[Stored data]
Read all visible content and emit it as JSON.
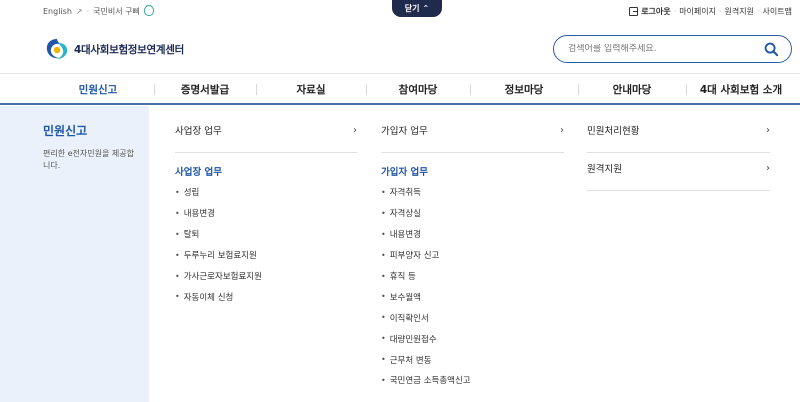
{
  "topbar": {
    "english": "English",
    "kids_link": "국민비서 구삐",
    "close_label": "닫기",
    "logout": "로그아웃",
    "mypage": "마이페이지",
    "remote_support": "원격지원",
    "sitemap": "사이트맵"
  },
  "header": {
    "logo_text": "4대사회보험정보연계센터",
    "search_placeholder": "검색어를 입력해주세요."
  },
  "gnb": {
    "items": [
      "민원신고",
      "증명서발급",
      "자료실",
      "참여마당",
      "정보마당",
      "안내마당",
      "4대 사회보험 소개"
    ],
    "active_index": 0
  },
  "left_panel": {
    "title": "민원신고",
    "description": "편리한 e전자민원을 제공합니다."
  },
  "columns": {
    "col1": {
      "head": "사업장 업무",
      "sub_title": "사업장 업무",
      "items": [
        "성립",
        "내용변경",
        "탈퇴",
        "두루누리 보험료지원",
        "가사근로자보험료지원",
        "자동이체 신청"
      ]
    },
    "col2": {
      "head": "가입자 업무",
      "sub_title": "가입자 업무",
      "items": [
        "자격취득",
        "자격상실",
        "내용변경",
        "피부양자 신고",
        "휴직 등",
        "보수월액",
        "이직확인서",
        "대량민원접수",
        "근무처 변동",
        "국민연금 소득총액신고"
      ]
    },
    "col3": {
      "heads": [
        "민원처리현황",
        "원격지원"
      ]
    }
  },
  "colors": {
    "accent_blue": "#1f56a8",
    "navy": "#1f2a4d",
    "panel_bg": "#eaf1fa"
  }
}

» WRITTEN TASK
Could you repeat all of the material exactly? Pictures should not be copied.

» TASK ANSWER
Read all visible content and emit it as JSON.
{
  "topbar": {
    "english": "English",
    "kids_link": "국민비서 구삐",
    "close_label": "닫기",
    "logout": "로그아웃",
    "mypage": "마이페이지",
    "remote_support": "원격지원",
    "sitemap": "사이트맵"
  },
  "header": {
    "logo_text": "4대사회보험정보연계센터",
    "search_placeholder": "검색어를 입력해주세요."
  },
  "gnb": {
    "items": [
      "민원신고",
      "증명서발급",
      "자료실",
      "참여마당",
      "정보마당",
      "안내마당",
      "4대 사회보험 소개"
    ],
    "active_index": 0
  },
  "left_panel": {
    "title": "민원신고",
    "description": "편리한 e전자민원을 제공합니다."
  },
  "columns": {
    "col1": {
      "head": "사업장 업무",
      "sub_title": "사업장 업무",
      "items": [
        "성립",
        "내용변경",
        "탈퇴",
        "두루누리 보험료지원",
        "가사근로자보험료지원",
        "자동이체 신청"
      ]
    },
    "col2": {
      "head": "가입자 업무",
      "sub_title": "가입자 업무",
      "items": [
        "자격취득",
        "자격상실",
        "내용변경",
        "피부양자 신고",
        "휴직 등",
        "보수월액",
        "이직확인서",
        "대량민원접수",
        "근무처 변동",
        "국민연금 소득총액신고"
      ]
    },
    "col3": {
      "heads": [
        "민원처리현황",
        "원격지원"
      ]
    }
  },
  "colors": {
    "accent_blue": "#1f56a8",
    "navy": "#1f2a4d",
    "panel_bg": "#eaf1fa"
  }
}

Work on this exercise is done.